• _The problem_:
Your task is to copy each line that has the word "Norm".
++++ Supplied data ++++
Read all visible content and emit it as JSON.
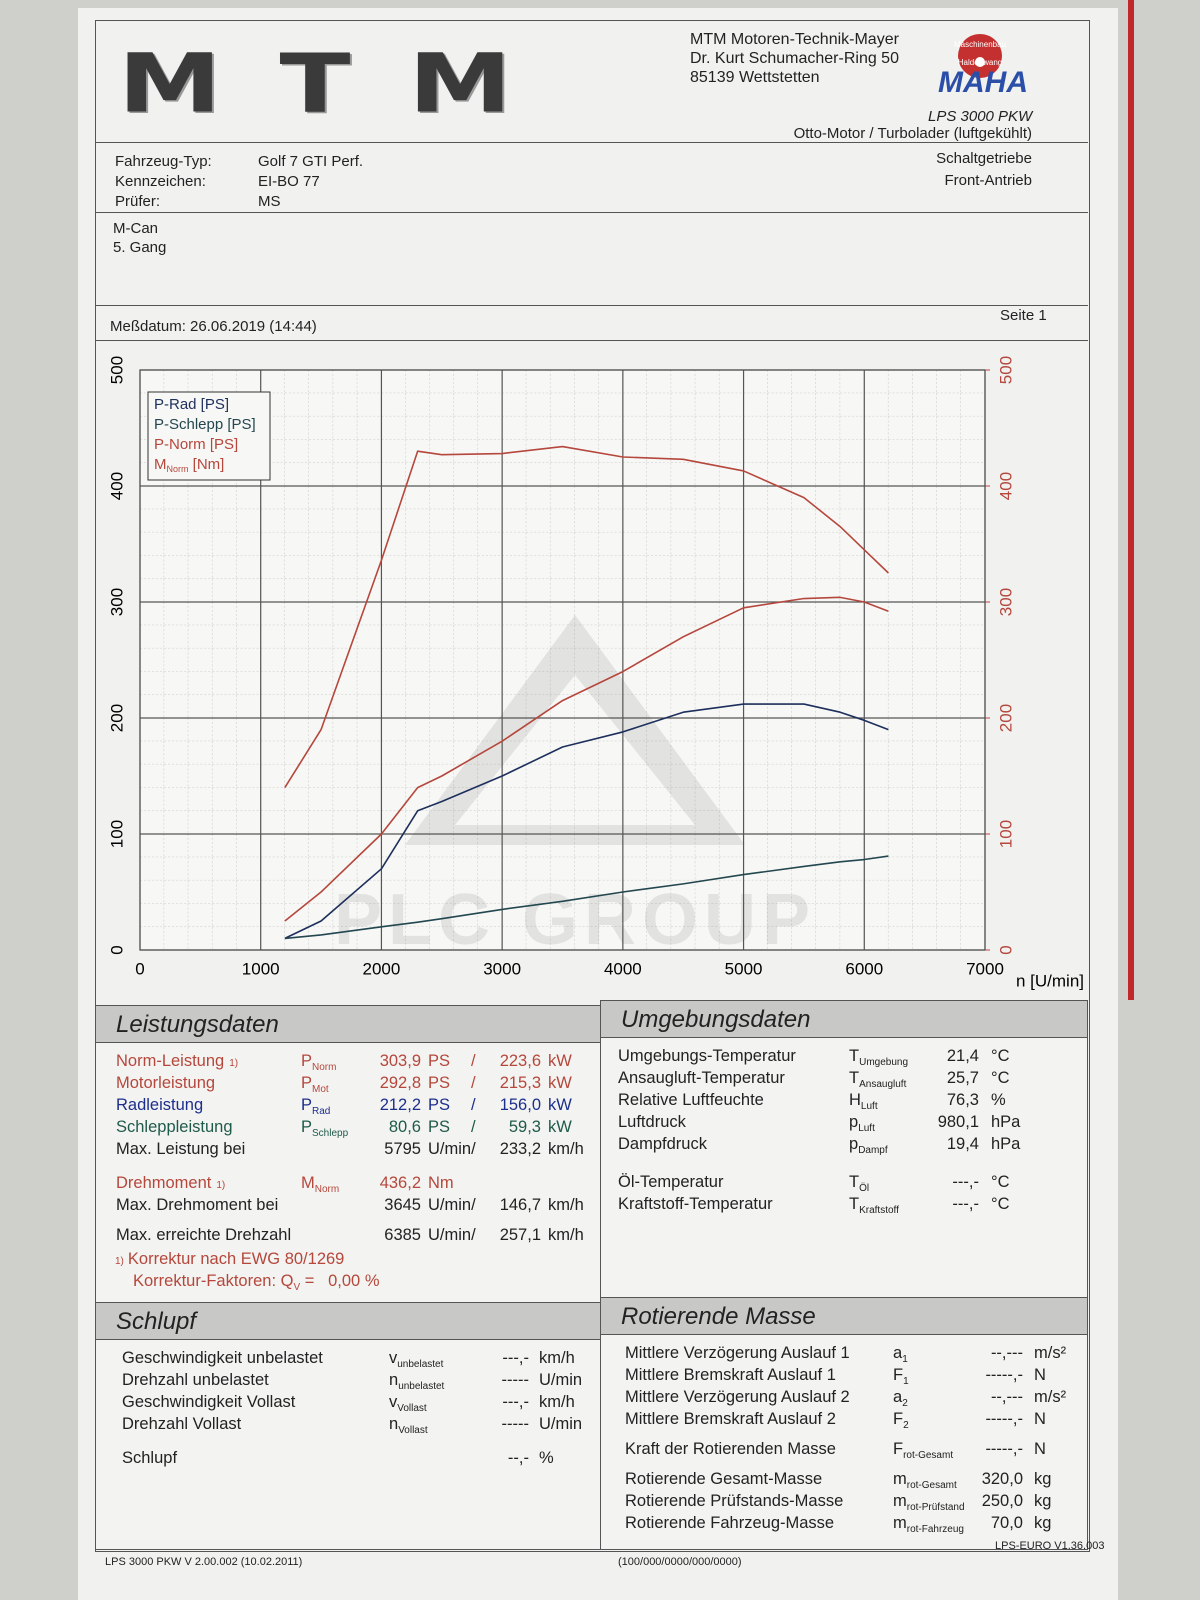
{
  "header": {
    "logo": "MTM",
    "company": [
      "MTM Motoren-Technik-Mayer",
      "Dr. Kurt Schumacher-Ring 50",
      "85139 Wettstetten"
    ],
    "maha_ring": [
      "Maschinenbau",
      "Haldenwang"
    ],
    "maha": "MAHA",
    "model": "LPS 3000 PKW",
    "engine": [
      "Otto-Motor / Turbolader (luftgekühlt)",
      "Schaltgetriebe",
      "Front-Antrieb"
    ]
  },
  "vehicle": {
    "labels": [
      "Fahrzeug-Typ:",
      "Kennzeichen:",
      "Prüfer:"
    ],
    "values": [
      "Golf 7 GTI Perf.",
      "EI-BO 77",
      "MS"
    ]
  },
  "notes": [
    "M-Can",
    "5. Gang"
  ],
  "date": "Meßdatum: 26.06.2019 (14:44)",
  "page": "Seite 1",
  "watermark": "PLC GROUP",
  "chart_data": {
    "type": "line",
    "x_label": "n [U/min]",
    "x": [
      1200,
      1500,
      2000,
      2300,
      2500,
      3000,
      3500,
      4000,
      4500,
      5000,
      5500,
      5800,
      6000,
      6200
    ],
    "xlim": [
      0,
      7000
    ],
    "xticks": [
      0,
      1000,
      2000,
      3000,
      4000,
      5000,
      6000,
      7000
    ],
    "ylim": [
      0,
      500
    ],
    "yticks": [
      0,
      100,
      200,
      300,
      400,
      500
    ],
    "y2lim": [
      0,
      500
    ],
    "y2ticks": [
      0,
      100,
      200,
      300,
      400,
      500
    ],
    "y2_color": "#b5473c",
    "grid": true,
    "legend": "top-left",
    "series": [
      {
        "name": "P-Rad [PS]",
        "color": "#1d2f5c",
        "values": [
          10,
          25,
          70,
          120,
          128,
          150,
          175,
          188,
          205,
          212,
          212,
          205,
          198,
          190
        ]
      },
      {
        "name": "P-Schlepp [PS]",
        "color": "#23474f",
        "values": [
          10,
          13,
          20,
          24,
          27,
          35,
          42,
          50,
          57,
          65,
          72,
          76,
          78,
          81
        ]
      },
      {
        "name": "P-Norm [PS]",
        "color": "#b5473c",
        "values": [
          25,
          50,
          100,
          140,
          150,
          180,
          215,
          240,
          270,
          295,
          303,
          304,
          300,
          292
        ]
      },
      {
        "name": "M",
        "name_sub": "Norm",
        "name_suffix": " [Nm]",
        "color": "#b5473c",
        "axis": "y2",
        "values": [
          140,
          190,
          336,
          430,
          427,
          428,
          434,
          425,
          423,
          413,
          390,
          365,
          345,
          325
        ]
      }
    ]
  },
  "sections": [
    {
      "title": "Leistungsdaten",
      "rows": [
        {
          "label": "Norm-Leistung",
          "note": "1)",
          "sym": "P",
          "sub": "Norm",
          "v1": "303,9",
          "u1": "PS",
          "sep": "/",
          "v2": "223,6",
          "u2": "kW",
          "color": "#b5473c"
        },
        {
          "label": "Motorleistung",
          "sym": "P",
          "sub": "Mot",
          "v1": "292,8",
          "u1": "PS",
          "sep": "/",
          "v2": "215,3",
          "u2": "kW",
          "color": "#b5473c"
        },
        {
          "label": "Radleistung",
          "sym": "P",
          "sub": "Rad",
          "v1": "212,2",
          "u1": "PS",
          "sep": "/",
          "v2": "156,0",
          "u2": "kW",
          "color": "#1d2f8c"
        },
        {
          "label": "Schleppleistung",
          "sym": "P",
          "sub": "Schlepp",
          "v1": "80,6",
          "u1": "PS",
          "sep": "/",
          "v2": "59,3",
          "u2": "kW",
          "color": "#1f5a4a"
        },
        {
          "label": "Max. Leistung bei",
          "v1": "5795",
          "u1": "U/min/",
          "v2": "233,2",
          "u2": "km/h"
        },
        {
          "label": "Drehmoment",
          "note": "1)",
          "sym": "M",
          "sub": "Norm",
          "v1": "436,2",
          "u1": "Nm",
          "color": "#b5473c"
        },
        {
          "label": "Max. Drehmoment bei",
          "v1": "3645",
          "u1": "U/min/",
          "v2": "146,7",
          "u2": "km/h"
        },
        {
          "label": "Max. erreichte Drehzahl",
          "v1": "6385",
          "u1": "U/min/",
          "v2": "257,1",
          "u2": "km/h"
        }
      ]
    },
    {
      "title": "Umgebungsdaten",
      "rows": [
        {
          "label": "Umgebungs-Temperatur",
          "sym": "T",
          "sub": "Umgebung",
          "v1": "21,4",
          "u1": "°C"
        },
        {
          "label": "Ansaugluft-Temperatur",
          "sym": "T",
          "sub": "Ansaugluft",
          "v1": "25,7",
          "u1": "°C"
        },
        {
          "label": "Relative Luftfeuchte",
          "sym": "H",
          "sub": "Luft",
          "v1": "76,3",
          "u1": "%"
        },
        {
          "label": "Luftdruck",
          "sym": "p",
          "sub": "Luft",
          "v1": "980,1",
          "u1": "hPa"
        },
        {
          "label": "Dampfdruck",
          "sym": "p",
          "sub": "Dampf",
          "v1": "19,4",
          "u1": "hPa"
        },
        {
          "label": "Öl-Temperatur",
          "sym": "T",
          "sub": "Öl",
          "v1": "---,-",
          "u1": "°C"
        },
        {
          "label": "Kraftstoff-Temperatur",
          "sym": "T",
          "sub": "Kraftstoff",
          "v1": "---,-",
          "u1": "°C"
        }
      ]
    },
    {
      "title": "Schlupf",
      "rows": [
        {
          "label": "Geschwindigkeit unbelastet",
          "sym": "v",
          "sub": "unbelastet",
          "v1": "---,-",
          "u1": "km/h"
        },
        {
          "label": "Drehzahl unbelastet",
          "sym": "n",
          "sub": "unbelastet",
          "v1": "-----",
          "u1": "U/min"
        },
        {
          "label": "Geschwindigkeit Vollast",
          "sym": "v",
          "sub": "Vollast",
          "v1": "---,-",
          "u1": "km/h"
        },
        {
          "label": "Drehzahl Vollast",
          "sym": "n",
          "sub": "Vollast",
          "v1": "-----",
          "u1": "U/min"
        },
        {
          "label": "Schlupf",
          "v1": "--,-",
          "u1": "%"
        }
      ]
    },
    {
      "title": "Rotierende Masse",
      "rows": [
        {
          "label": "Mittlere Verzögerung Auslauf 1",
          "sym": "a",
          "sub": "1",
          "v1": "--,---",
          "u1": "m/s²"
        },
        {
          "label": "Mittlere Bremskraft Auslauf 1",
          "sym": "F",
          "sub": "1",
          "v1": "-----,-",
          "u1": "N"
        },
        {
          "label": "Mittlere Verzögerung Auslauf 2",
          "sym": "a",
          "sub": "2",
          "v1": "--,---",
          "u1": "m/s²"
        },
        {
          "label": "Mittlere Bremskraft Auslauf 2",
          "sym": "F",
          "sub": "2",
          "v1": "-----,-",
          "u1": "N"
        },
        {
          "label": "Kraft der Rotierenden Masse",
          "sym": "F",
          "sub": "rot-Gesamt",
          "v1": "-----,-",
          "u1": "N"
        },
        {
          "label": "Rotierende Gesamt-Masse",
          "sym": "m",
          "sub": "rot-Gesamt",
          "v1": "320,0",
          "u1": "kg"
        },
        {
          "label": "Rotierende Prüfstands-Masse",
          "sym": "m",
          "sub": "rot-Prüfstand",
          "v1": "250,0",
          "u1": "kg"
        },
        {
          "label": "Rotierende Fahrzeug-Masse",
          "sym": "m",
          "sub": "rot-Fahrzeug",
          "v1": "70,0",
          "u1": "kg"
        }
      ]
    }
  ],
  "footnote": {
    "note": "1)",
    "text": "Korrektur nach EWG 80/1269",
    "factor_label": "Korrektur-Faktoren: Q",
    "factor_sub": "V",
    "factor_value": "=   0,00 %"
  },
  "footer": [
    "LPS 3000 PKW V 2.00.002 (10.02.2011)",
    "(100/000/0000/000/0000)",
    "LPS-EURO V1.36.003"
  ]
}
++++
• _Task result_:
        "name": "P-Norm [PS]",
        "name_sub": "Norm",
          "label": "Norm-Leistung",
          "sub": "Norm",
          "sub": "Norm",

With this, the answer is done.